■ LISTED ENTRIES
+ + + + + + +

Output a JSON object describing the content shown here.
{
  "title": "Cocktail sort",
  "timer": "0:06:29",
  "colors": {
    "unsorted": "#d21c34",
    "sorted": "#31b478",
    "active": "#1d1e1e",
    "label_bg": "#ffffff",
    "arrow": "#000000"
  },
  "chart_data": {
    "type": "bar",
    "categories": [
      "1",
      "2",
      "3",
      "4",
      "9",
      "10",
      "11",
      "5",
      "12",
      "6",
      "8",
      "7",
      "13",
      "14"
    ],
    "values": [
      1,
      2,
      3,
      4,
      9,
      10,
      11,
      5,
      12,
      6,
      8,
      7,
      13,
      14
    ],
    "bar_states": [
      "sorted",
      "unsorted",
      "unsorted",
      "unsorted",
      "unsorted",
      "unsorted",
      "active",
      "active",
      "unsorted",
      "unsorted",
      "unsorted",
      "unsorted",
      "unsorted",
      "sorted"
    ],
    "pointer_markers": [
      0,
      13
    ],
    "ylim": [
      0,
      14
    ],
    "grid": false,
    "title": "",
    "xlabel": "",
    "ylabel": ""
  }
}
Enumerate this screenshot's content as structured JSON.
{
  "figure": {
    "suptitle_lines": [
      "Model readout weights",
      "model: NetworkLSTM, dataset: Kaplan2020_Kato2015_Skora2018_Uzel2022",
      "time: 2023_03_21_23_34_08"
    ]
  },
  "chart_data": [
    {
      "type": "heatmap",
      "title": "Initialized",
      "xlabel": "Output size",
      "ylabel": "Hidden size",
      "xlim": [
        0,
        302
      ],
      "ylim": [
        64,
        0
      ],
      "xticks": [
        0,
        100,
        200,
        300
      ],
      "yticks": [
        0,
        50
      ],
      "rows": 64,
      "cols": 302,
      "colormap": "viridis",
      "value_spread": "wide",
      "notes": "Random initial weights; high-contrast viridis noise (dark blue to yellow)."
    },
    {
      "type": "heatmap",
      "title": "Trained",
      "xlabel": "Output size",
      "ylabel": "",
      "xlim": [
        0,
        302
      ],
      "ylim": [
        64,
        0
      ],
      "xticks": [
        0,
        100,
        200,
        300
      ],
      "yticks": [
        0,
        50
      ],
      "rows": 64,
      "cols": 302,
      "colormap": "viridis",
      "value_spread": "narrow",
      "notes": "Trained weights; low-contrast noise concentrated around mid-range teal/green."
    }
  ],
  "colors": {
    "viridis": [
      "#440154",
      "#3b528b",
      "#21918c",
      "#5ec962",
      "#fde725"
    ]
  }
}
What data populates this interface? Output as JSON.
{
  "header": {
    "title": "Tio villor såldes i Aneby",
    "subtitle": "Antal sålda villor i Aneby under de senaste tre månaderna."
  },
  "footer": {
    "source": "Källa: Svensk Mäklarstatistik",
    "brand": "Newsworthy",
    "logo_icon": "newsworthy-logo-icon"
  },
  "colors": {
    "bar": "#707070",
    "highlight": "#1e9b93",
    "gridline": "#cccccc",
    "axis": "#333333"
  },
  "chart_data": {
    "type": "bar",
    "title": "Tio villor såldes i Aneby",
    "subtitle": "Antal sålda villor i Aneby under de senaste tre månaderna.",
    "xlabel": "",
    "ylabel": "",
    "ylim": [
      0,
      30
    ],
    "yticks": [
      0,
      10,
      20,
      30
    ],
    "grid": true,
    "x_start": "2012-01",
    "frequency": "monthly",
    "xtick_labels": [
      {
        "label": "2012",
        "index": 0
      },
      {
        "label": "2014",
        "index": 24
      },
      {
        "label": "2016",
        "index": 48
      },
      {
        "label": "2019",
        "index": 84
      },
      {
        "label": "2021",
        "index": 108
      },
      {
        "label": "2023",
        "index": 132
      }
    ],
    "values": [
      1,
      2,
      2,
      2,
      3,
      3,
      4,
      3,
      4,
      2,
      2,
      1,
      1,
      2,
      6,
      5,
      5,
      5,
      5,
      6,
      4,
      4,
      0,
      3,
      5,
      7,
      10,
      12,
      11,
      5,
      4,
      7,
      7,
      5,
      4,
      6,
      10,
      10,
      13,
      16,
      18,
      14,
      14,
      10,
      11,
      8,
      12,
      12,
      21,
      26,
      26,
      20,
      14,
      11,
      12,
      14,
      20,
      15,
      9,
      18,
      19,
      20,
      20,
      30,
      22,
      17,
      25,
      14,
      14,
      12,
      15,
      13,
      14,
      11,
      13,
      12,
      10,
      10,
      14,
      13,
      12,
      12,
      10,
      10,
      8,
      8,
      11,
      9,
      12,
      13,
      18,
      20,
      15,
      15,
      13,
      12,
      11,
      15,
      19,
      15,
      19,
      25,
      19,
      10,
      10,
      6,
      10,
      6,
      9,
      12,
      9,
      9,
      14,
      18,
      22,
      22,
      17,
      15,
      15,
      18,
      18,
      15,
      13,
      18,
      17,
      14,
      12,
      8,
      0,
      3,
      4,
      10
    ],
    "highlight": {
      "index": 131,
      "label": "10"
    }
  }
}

+ + + + + + +

Gather and copy every line of the data in which the string "weights" is found.

■ CORRECT RESPONSE
      "Model readout weights",
      "notes": "Random initial weights; high-contrast viridis noise (dark blue to yellow)."
      "notes": "Trained weights; low-contrast noise concentrated around mid-range teal/green."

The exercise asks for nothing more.